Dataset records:
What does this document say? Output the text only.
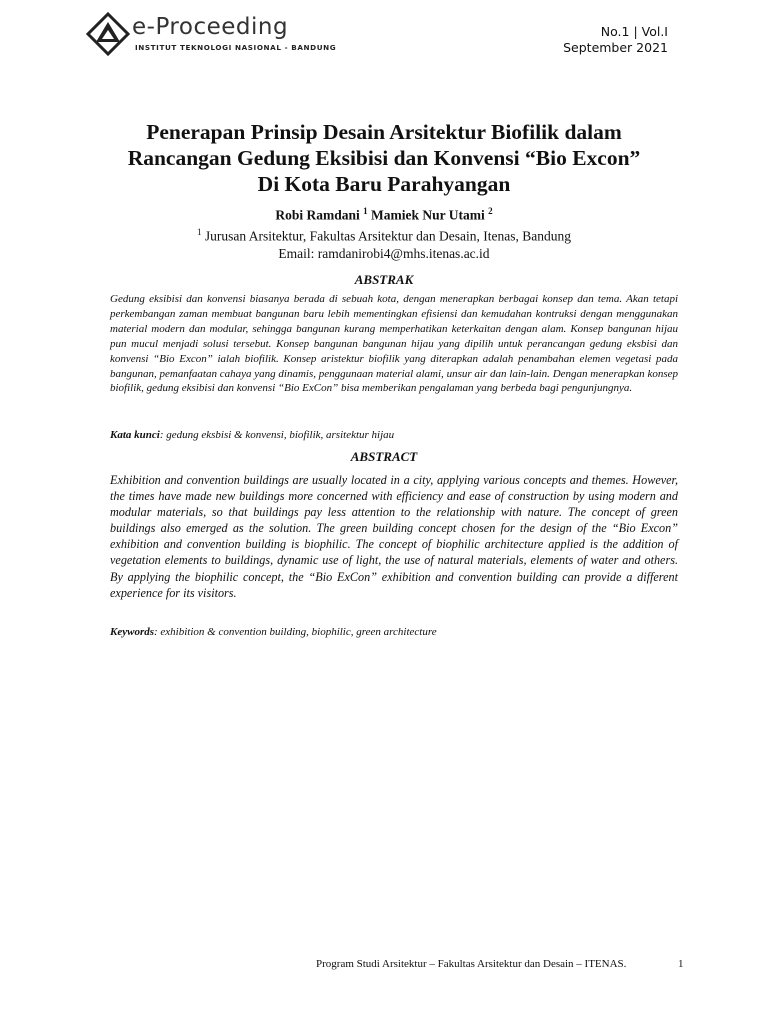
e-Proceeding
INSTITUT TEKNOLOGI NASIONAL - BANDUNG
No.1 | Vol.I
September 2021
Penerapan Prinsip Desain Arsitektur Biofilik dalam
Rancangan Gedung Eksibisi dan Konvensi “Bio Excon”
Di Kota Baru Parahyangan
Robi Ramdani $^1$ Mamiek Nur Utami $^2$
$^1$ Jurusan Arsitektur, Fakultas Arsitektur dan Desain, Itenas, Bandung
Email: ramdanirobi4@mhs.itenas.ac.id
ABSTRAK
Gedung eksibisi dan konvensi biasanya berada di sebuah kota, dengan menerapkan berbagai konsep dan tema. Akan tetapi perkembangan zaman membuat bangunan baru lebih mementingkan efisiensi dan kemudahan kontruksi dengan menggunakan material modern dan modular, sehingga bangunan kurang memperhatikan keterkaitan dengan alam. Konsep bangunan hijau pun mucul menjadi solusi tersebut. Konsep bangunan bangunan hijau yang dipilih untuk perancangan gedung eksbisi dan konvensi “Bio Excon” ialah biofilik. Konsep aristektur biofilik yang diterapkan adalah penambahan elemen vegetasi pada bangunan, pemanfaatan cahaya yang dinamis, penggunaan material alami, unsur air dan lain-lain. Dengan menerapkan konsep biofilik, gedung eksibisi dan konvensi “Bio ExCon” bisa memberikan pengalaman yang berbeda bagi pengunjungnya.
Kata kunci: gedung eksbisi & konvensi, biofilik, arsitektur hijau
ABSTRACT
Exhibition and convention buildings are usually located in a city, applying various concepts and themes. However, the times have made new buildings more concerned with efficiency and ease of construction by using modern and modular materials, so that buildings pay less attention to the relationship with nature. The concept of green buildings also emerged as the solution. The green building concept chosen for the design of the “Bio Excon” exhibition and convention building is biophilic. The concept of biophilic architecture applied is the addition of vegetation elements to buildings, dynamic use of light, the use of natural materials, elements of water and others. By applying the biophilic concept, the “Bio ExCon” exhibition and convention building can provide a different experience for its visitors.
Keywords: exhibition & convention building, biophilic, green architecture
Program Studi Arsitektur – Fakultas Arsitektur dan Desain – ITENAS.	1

- EXERCISE DESCRIPTION: Which lines include "Fakultas"? Copy each of them out.

- EXPECTED OUTPUT:
$^1$ Jurusan Arsitektur, Fakultas Arsitektur dan Desain, Itenas, Bandung
Program Studi Arsitektur – Fakultas Arsitektur dan Desain – ITENAS.	1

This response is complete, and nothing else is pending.